** Start DATASET EXTRACT **

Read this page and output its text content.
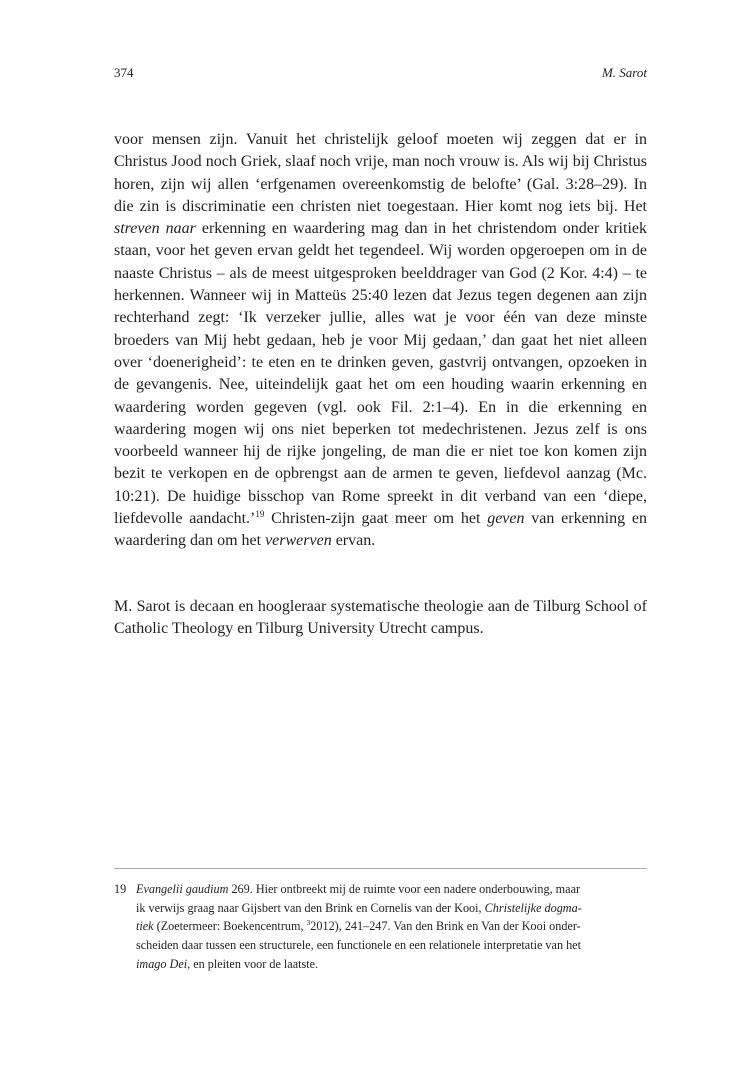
374	M. Sarot
voor mensen zijn. Vanuit het christelijk geloof moeten wij zeggen dat er in Christus Jood noch Griek, slaaf noch vrije, man noch vrouw is. Als wij bij Christus horen, zijn wij allen ‘erfgenamen overeenkomstig de belofte’ (Gal. 3:28–29). In die zin is discriminatie een christen niet toegestaan. Hier komt nog iets bij. Het streven naar erkenning en waardering mag dan in het christendom onder kritiek staan, voor het geven ervan geldt het tegendeel. Wij worden opgeroepen om in de naaste Christus – als de meest uitgesproken beelddrager van God (2 Kor. 4:4) – te herkennen. Wanneer wij in Matteüs 25:40 lezen dat Jezus tegen degenen aan zijn rechterhand zegt: ‘Ik verzeker jullie, alles wat je voor één van deze minste broeders van Mij hebt gedaan, heb je voor Mij gedaan,’ dan gaat het niet alleen over ‘doenerigheid’: te eten en te drinken geven, gastvrij ontvangen, opzoeken in de gevangenis. Nee, uiteindelijk gaat het om een houding waarin erkenning en waardering worden gegeven (vgl. ook Fil. 2:1–4). En in die erkenning en waardering mogen wij ons niet beperken tot medechristenen. Jezus zelf is ons voorbeeld wanneer hij de rijke jongeling, de man die er niet toe kon komen zijn bezit te verkopen en de opbrengst aan de armen te geven, liefdevol aanzag (Mc. 10:21). De huidige bisschop van Rome spreekt in dit verband van een ‘diepe, liefdevolle aandacht.’$^{19}$ Christen-zijn gaat meer om het geven van erkenning en waardering dan om het verwerven ervan.
M. Sarot is decaan en hoogleraar systematische theologie aan de Tilburg School of Catholic Theology en Tilburg University Utrecht campus.
19 Evangelii gaudium 269. Hier ontbreekt mij de ruimte voor een nadere onderbouwing, maar
ik verwijs graag naar Gijsbert van den Brink en Cornelis van der Kooi, Christelijke dogma-
tiek (Zoetermeer: Boekencentrum, $^3$2012), 241–247. Van den Brink en Van der Kooi onder-
scheiden daar tussen een structurele, een functionele en een relationele interpretatie van het
imago Dei, en pleiten voor de laatste.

** End DATASET EXTRACT **

▶ EXERCISE BRIEF:
Your task is to collect every line above that contains the word "Sarot".

▶ FINAL RESULT:
374	M. Sarot
M. Sarot is decaan en hoogleraar systematische theologie aan de Tilburg School of Catholic Theology en Tilburg University Utrecht campus.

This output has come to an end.